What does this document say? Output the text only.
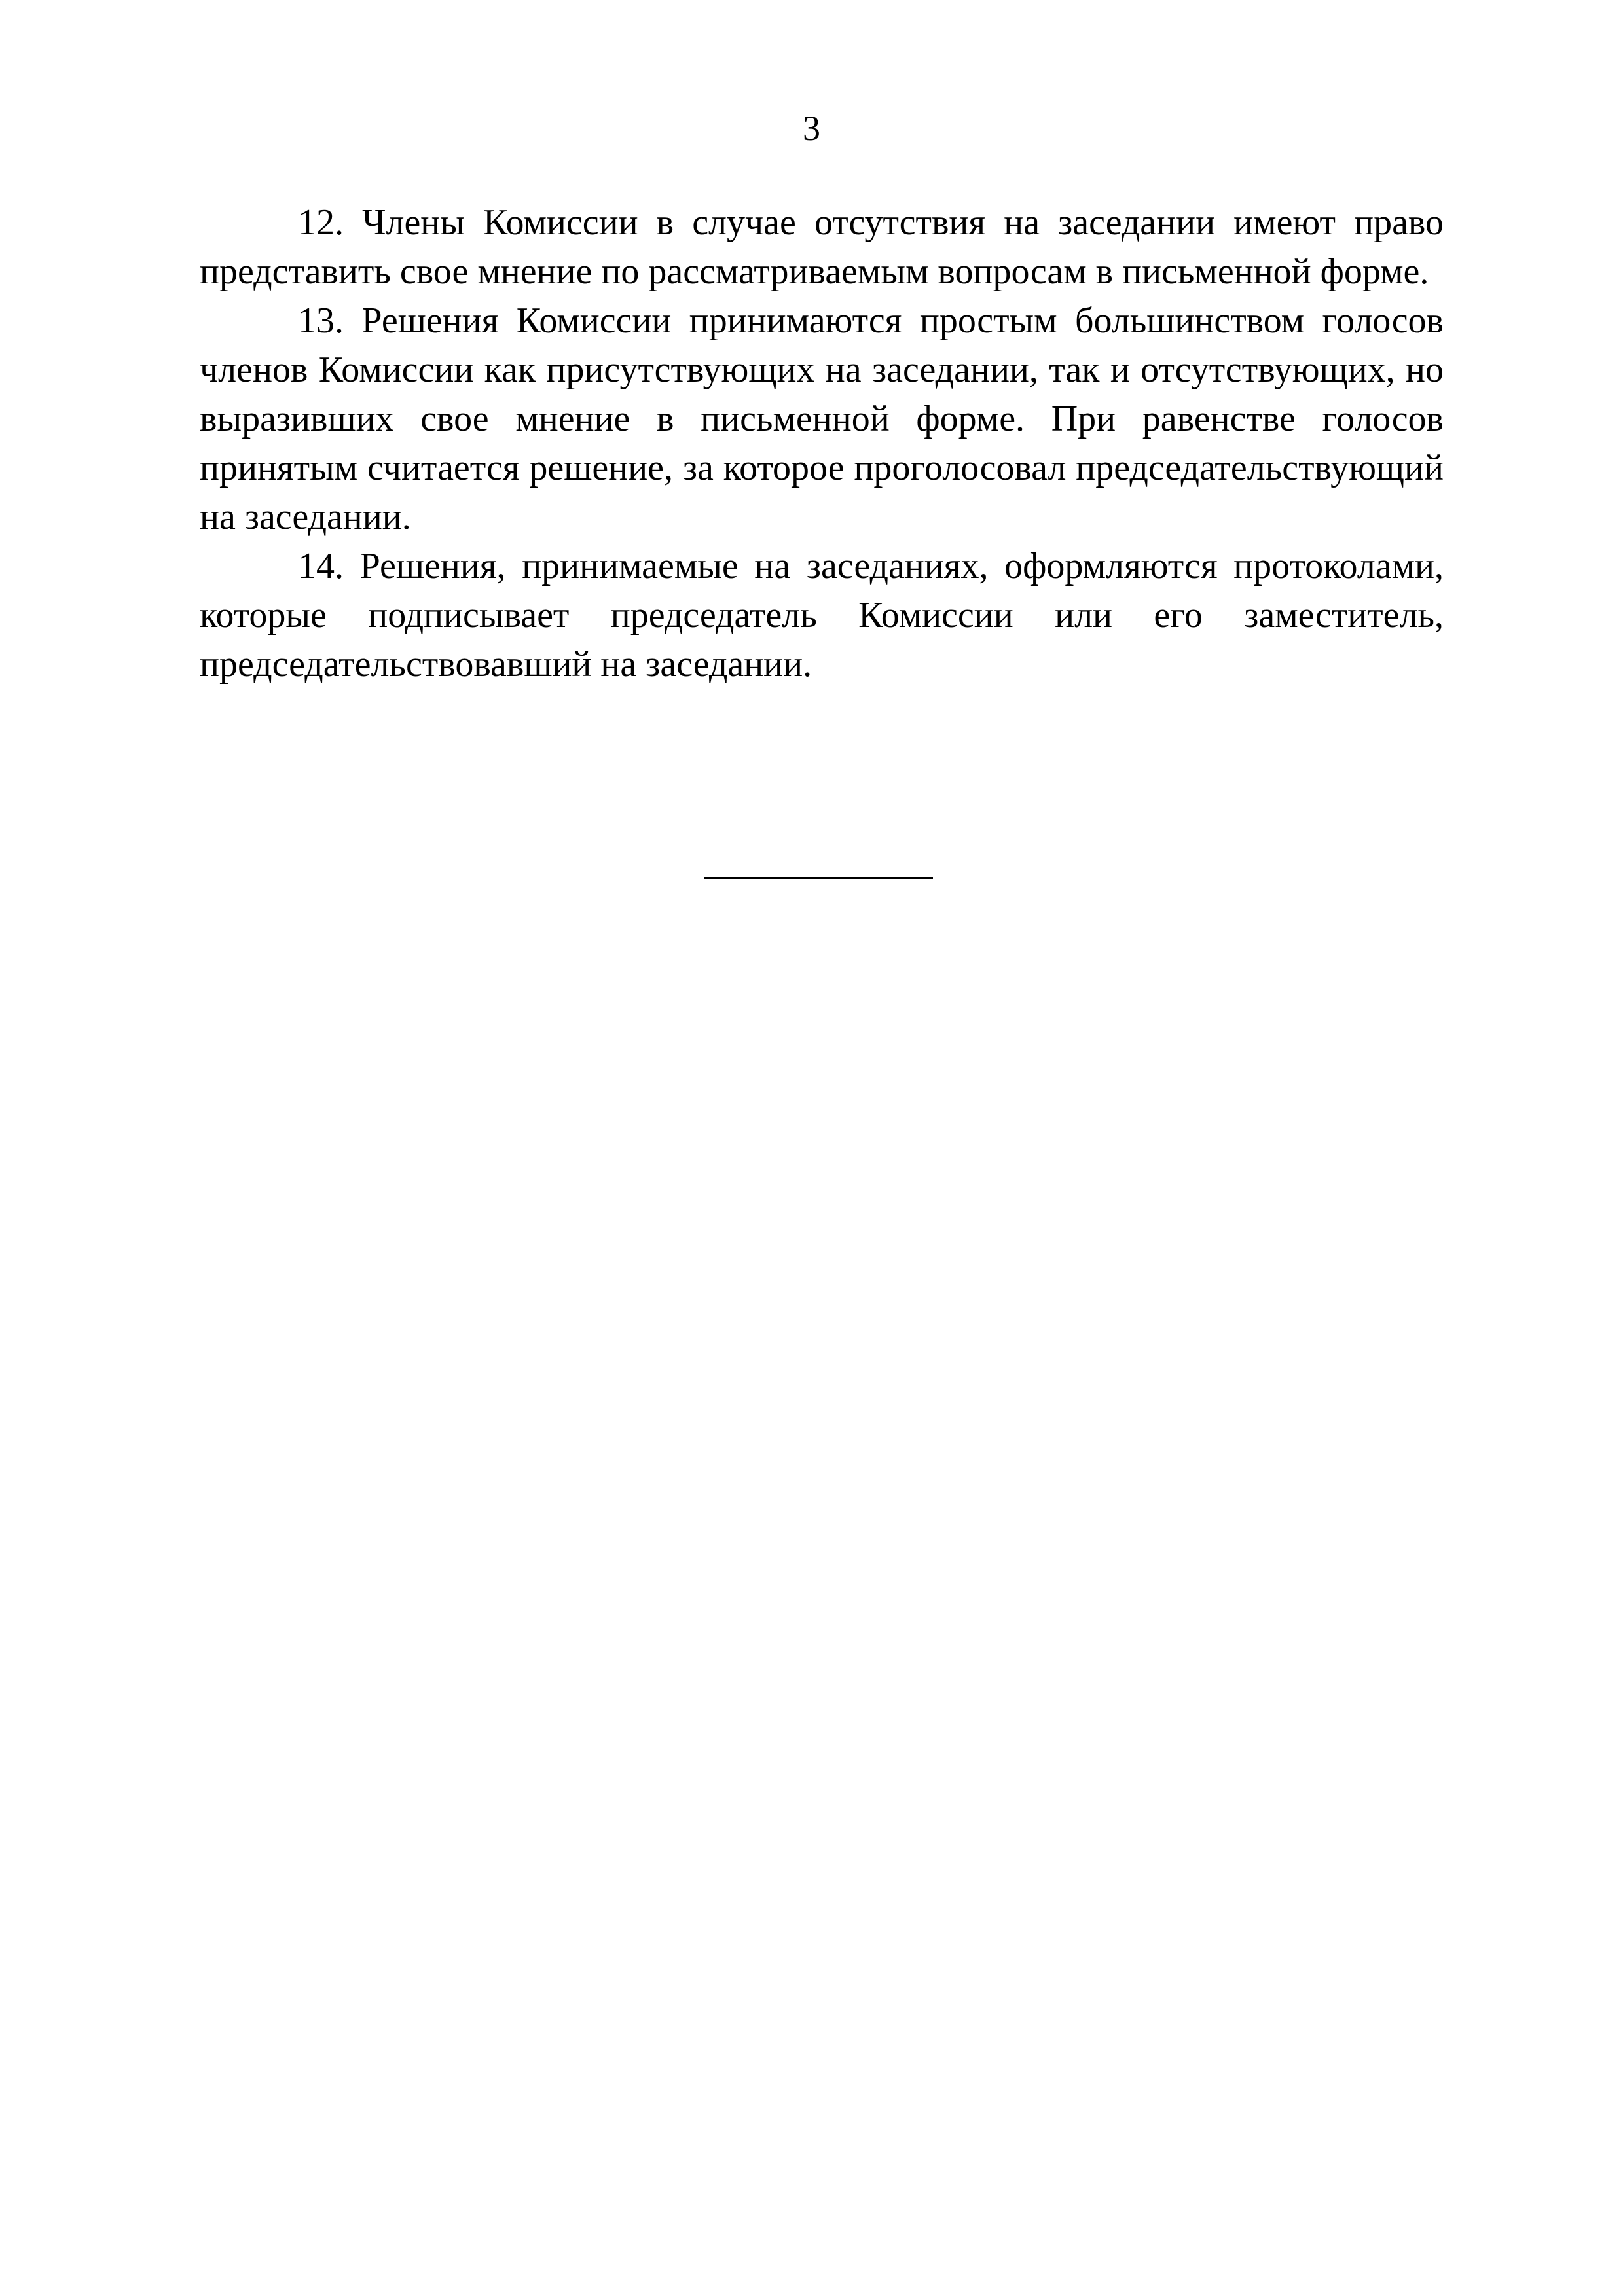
3

12. Члены Комиссии в случае отсутствия на заседании имеют право представить свое мнение по рассматриваемым вопросам в письменной форме.

13. Решения Комиссии принимаются простым большинством голосов членов Комиссии как присутствующих на заседании, так и отсутствующих, но выразивших свое мнение в письменной форме. При равенстве голосов принятым считается решение, за которое проголосовал председательствующий на заседании.

14. Решения, принимаемые на заседаниях, оформляются протоколами, которые подписывает председатель Комиссии или его заместитель, председательствовавший на заседании.
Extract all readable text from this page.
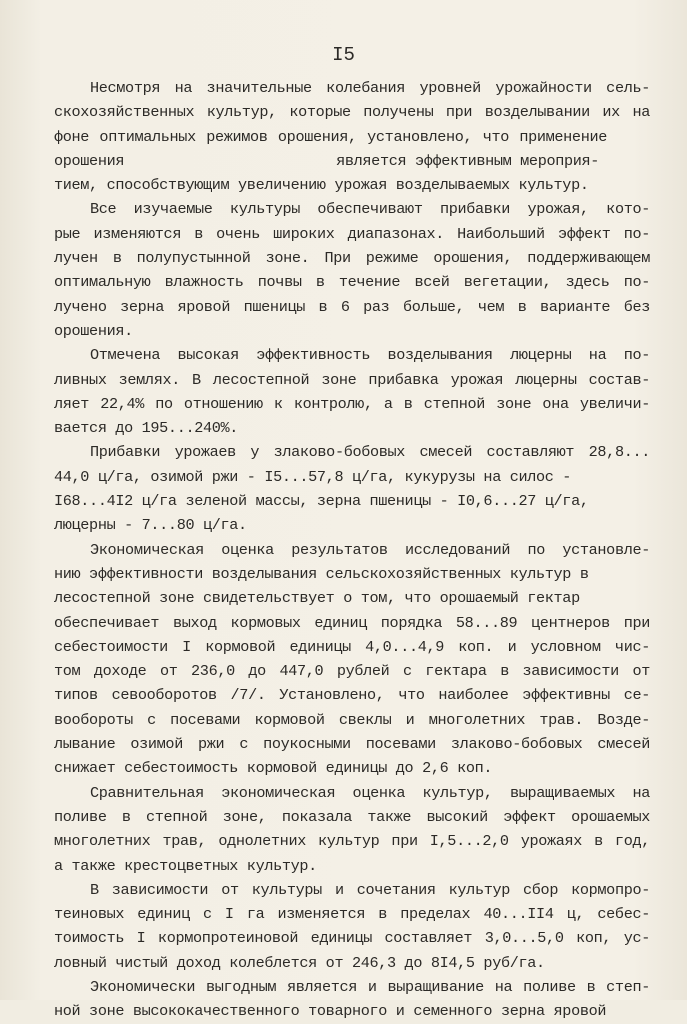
I5
Несмотря на значительные колебания уровней урожайности сель-
скохозяйственных культур, которые получены при возделывании их на
фоне оптимальных режимов орошения, установлено, что применение
орошения	является эффективным мероприя-
тием, способствующим увеличению урожая возделываемых культур.
Все изучаемые культуры обеспечивают прибавки урожая, кото-
рые изменяются в очень широких диапазонах. Наибольший эффект по-
лучен в полупустынной зоне. При режиме орошения, поддерживающем
оптимальную влажность почвы в течение всей вегетации, здесь по-
лучено зерна яровой пшеницы в 6 раз больше, чем в варианте без
орошения.
Отмечена высокая эффективность возделывания люцерны на по-
ливных землях. В лесостепной зоне прибавка урожая люцерны состав-
ляет 22,4% по отношению к контролю, а в степной зоне она увеличи-
вается до 195...240%.
Прибавки урожаев у злаково-бобовых смесей составляют 28,8...
44,0 ц/га, озимой ржи - I5...57,8 ц/га, кукурузы на силос -
I68...4I2 ц/га зеленой массы, зерна пшеницы - I0,6...27 ц/га,
люцерны - 7...80 ц/га.
Экономическая оценка результатов исследований по установле-
нию эффективности возделывания сельскохозяйственных культур в
лесостепной зоне свидетельствует о том, что орошаемый гектар
обеспечивает выход кормовых единиц порядка 58...89 центнеров при
себестоимости I кормовой единицы 4,0...4,9 коп. и условном чис-
том доходе от 236,0 до 447,0 рублей с гектара в зависимости от
типов севооборотов /7/. Установлено, что наиболее эффективны се-
вообороты с посевами кормовой свеклы и многолетних трав. Возде-
лывание озимой ржи с поукосными посевами злаково-бобовых смесей
снижает себестоимость кормовой единицы до 2,6 коп.
Сравнительная экономическая оценка культур, выращиваемых на
поливе в степной зоне, показала также высокий эффект орошаемых
многолетних трав, однолетних культур при I,5...2,0 урожаях в год,
а также крестоцветных культур.
В зависимости от культуры и сочетания культур сбор кормопро-
теиновых единиц с I га изменяется в пределах 40...II4 ц, себес-
тоимость I кормопротеиновой единицы составляет 3,0...5,0 коп, ус-
ловный чистый доход колеблется от 246,3 до 8I4,5 руб/га.
Экономически выгодным является и выращивание на поливе в степ-
ной зоне высококачественного товарного и семенного зерна яровой
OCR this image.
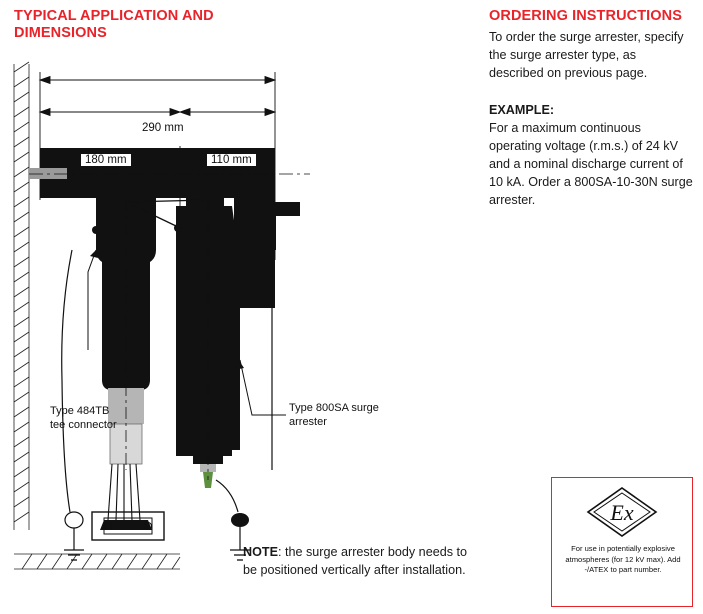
TYPICAL APPLICATION AND DIMENSIONS
ORDERING INSTRUCTIONS
To order the surge arrester, specify the surge arrester type, as described on previous page.
EXAMPLE:
For a maximum continuous operating voltage (r.m.s.) of 24 kV and a nominal discharge current of 10 kA. Order a 800SA-10-30N surge arrester.
Ex
For use in potentially explosive atmospheres (for 12 kV max). Add -/ATEX to part number.
NOTE: the surge arrester body needs to be positioned vertically after installation.
290 mm
180 mm	110 mm
Type 484TB tee connector
Type 800SA surge arrester
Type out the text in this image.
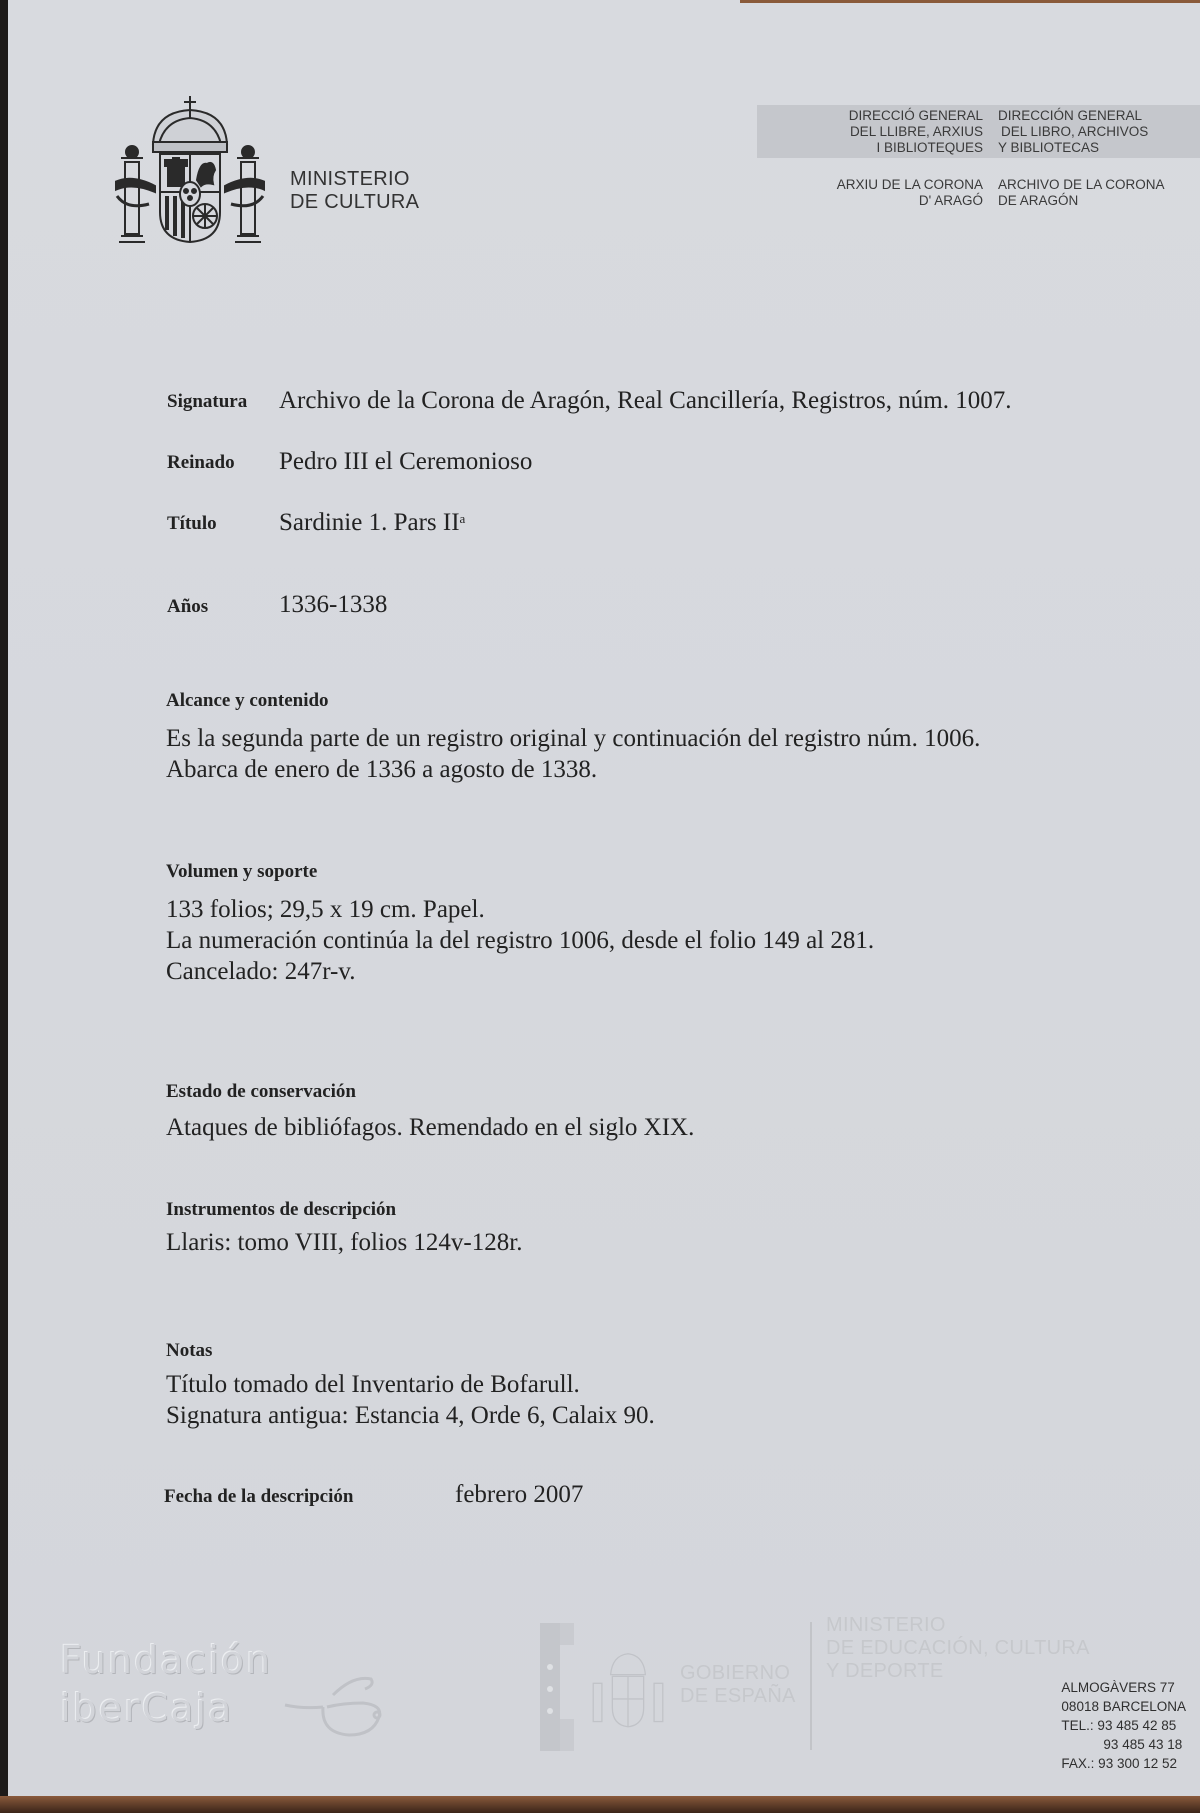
MINISTERIO
DE CULTURA
DIRECCIÓ GENERAL
DEL LLIBRE, ARXIUS
I BIBLIOTEQUES
DIRECCIÓN GENERAL
DEL LIBRO, ARCHIVOS
Y BIBLIOTECAS
ARXIU DE LA CORONA
D' ARAGÓ
ARCHIVO DE LA CORONA
DE ARAGÓN
Signatura Archivo de la Corona de Aragón, Real Cancillería, Registros, núm. 1007.
Reinado Pedro III el Ceremonioso
Título Sardinie 1. Pars $II^a$
Años	1336-1338
Alcance y contenido
Es la segunda parte de un registro original y continuación del registro núm. 1006.
Abarca de enero de 1336 a agosto de 1338.
Volumen y soporte
133 folios; 29,5 x 19 cm. Papel.
La numeración continúa la del registro 1006, desde el folio 149 al 281.
Cancelado: 247r-v.
Estado de conservación
Ataques de bibliófagos. Remendado en el siglo XIX.
Instrumentos de descripción
Llaris: tomo VIII, folios 124v-128r.
Notas
Título tomado del Inventario de Bofarull.
Signatura antigua: Estancia 4, Orde 6, Calaix 90.
Fecha de la descripción	febrero 2007
Fundación
iberCaja
GOBIERNO
DE ESPAÑA
MINISTERIO
DE EDUCACIÓN, CULTURA
Y DEPORTE
ALMOGÀVERS 77
08018 BARCELONA
TEL.: 93 485 42 85
93 485 43 18
FAX.: 93 300 12 52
——
- What the task asks -
Repeat the records in full, exactly as they appear, without the pictures.

- Response to the exercise -
What does this document say? Output the text only.
3

12. Члены Комиссии в случае отсутствия на заседании имеют право представить свое мнение по рассматриваемым вопросам в письменной форме.

13. Решения Комиссии принимаются простым большинством голосов членов Комиссии как присутствующих на заседании, так и отсутствующих, но выразивших свое мнение в письменной форме. При равенстве голосов принятым считается решение, за которое проголосовал председательствующий на заседании.

14. Решения, принимаемые на заседаниях, оформляются протоколами, которые подписывает председатель Комиссии или его заместитель, председательствовавший на заседании.
Extract all readable text from this page.
I5
Несмотря на значительные колебания уровней урожайности сель-
скохозяйственных культур, которые получены при возделывании их на
фоне оптимальных режимов орошения, установлено, что применение
орошения	является эффективным мероприя-
тием, способствующим увеличению урожая возделываемых культур.
Все изучаемые культуры обеспечивают прибавки урожая, кото-
рые изменяются в очень широких диапазонах. Наибольший эффект по-
лучен в полупустынной зоне. При режиме орошения, поддерживающем
оптимальную влажность почвы в течение всей вегетации, здесь по-
лучено зерна яровой пшеницы в 6 раз больше, чем в варианте без
орошения.
Отмечена высокая эффективность возделывания люцерны на по-
ливных землях. В лесостепной зоне прибавка урожая люцерны состав-
ляет 22,4% по отношению к контролю, а в степной зоне она увеличи-
вается до 195...240%.
Прибавки урожаев у злаково-бобовых смесей составляют 28,8...
44,0 ц/га, озимой ржи - I5...57,8 ц/га, кукурузы на силос -
I68...4I2 ц/га зеленой массы, зерна пшеницы - I0,6...27 ц/га,
люцерны - 7...80 ц/га.
Экономическая оценка результатов исследований по установле-
нию эффективности возделывания сельскохозяйственных культур в
лесостепной зоне свидетельствует о том, что орошаемый гектар
обеспечивает выход кормовых единиц порядка 58...89 центнеров при
себестоимости I кормовой единицы 4,0...4,9 коп. и условном чис-
том доходе от 236,0 до 447,0 рублей с гектара в зависимости от
типов севооборотов /7/. Установлено, что наиболее эффективны се-
вообороты с посевами кормовой свеклы и многолетних трав. Возде-
лывание озимой ржи с поукосными посевами злаково-бобовых смесей
снижает себестоимость кормовой единицы до 2,6 коп.
Сравнительная экономическая оценка культур, выращиваемых на
поливе в степной зоне, показала также высокий эффект орошаемых
многолетних трав, однолетних культур при I,5...2,0 урожаях в год,
а также крестоцветных культур.
В зависимости от культуры и сочетания культур сбор кормопро-
теиновых единиц с I га изменяется в пределах 40...II4 ц, себес-
тоимость I кормопротеиновой единицы составляет 3,0...5,0 коп, ус-
ловный чистый доход колеблется от 246,3 до 8I4,5 руб/га.
Экономически выгодным является и выращивание на поливе в степ-
ной зоне высококачественного товарного и семенного зерна яровой
OCR this image.
TYPICAL APPLICATION AND DIMENSIONS
ORDERING INSTRUCTIONS
To order the surge arrester, specify the surge arrester type, as described on previous page.
EXAMPLE:
For a maximum continuous operating voltage (r.m.s.) of 24 kV and a nominal discharge current of 10 kA. Order a 800SA-10-30N surge arrester.
Ex
For use in potentially explosive atmospheres (for 12 kV max). Add -/ATEX to part number.
NOTE: the surge arrester body needs to be positioned vertically after installation.
290 mm
180 mm	110 mm
Type 484TB tee connector
Type 800SA surge arrester
Type out the text in this image.
MINISTERIO
DE CULTURA
DIRECCIÓ GENERAL
DEL LLIBRE, ARXIUS
I BIBLIOTEQUES
DIRECCIÓN GENERAL
DEL LIBRO, ARCHIVOS
Y BIBLIOTECAS
ARXIU DE LA CORONA
D' ARAGÓ
ARCHIVO DE LA CORONA
DE ARAGÓN
Signatura Archivo de la Corona de Aragón, Real Cancillería, Registros, núm. 1007.
Reinado Pedro III el Ceremonioso
Título Sardinie 1. Pars $II^a$
Años	1336-1338
Alcance y contenido
Es la segunda parte de un registro original y continuación del registro núm. 1006.
Abarca de enero de 1336 a agosto de 1338.
Volumen y soporte
133 folios; 29,5 x 19 cm. Papel.
La numeración continúa la del registro 1006, desde el folio 149 al 281.
Cancelado: 247r-v.
Estado de conservación
Ataques de bibliófagos. Remendado en el siglo XIX.
Instrumentos de descripción
Llaris: tomo VIII, folios 124v-128r.
Notas
Título tomado del Inventario de Bofarull.
Signatura antigua: Estancia 4, Orde 6, Calaix 90.
Fecha de la descripción	febrero 2007
Fundación
iberCaja
GOBIERNO
DE ESPAÑA
MINISTERIO
DE EDUCACIÓN, CULTURA
Y DEPORTE
ALMOGÀVERS 77
08018 BARCELONA
TEL.: 93 485 42 85
93 485 43 18
FAX.: 93 300 12 52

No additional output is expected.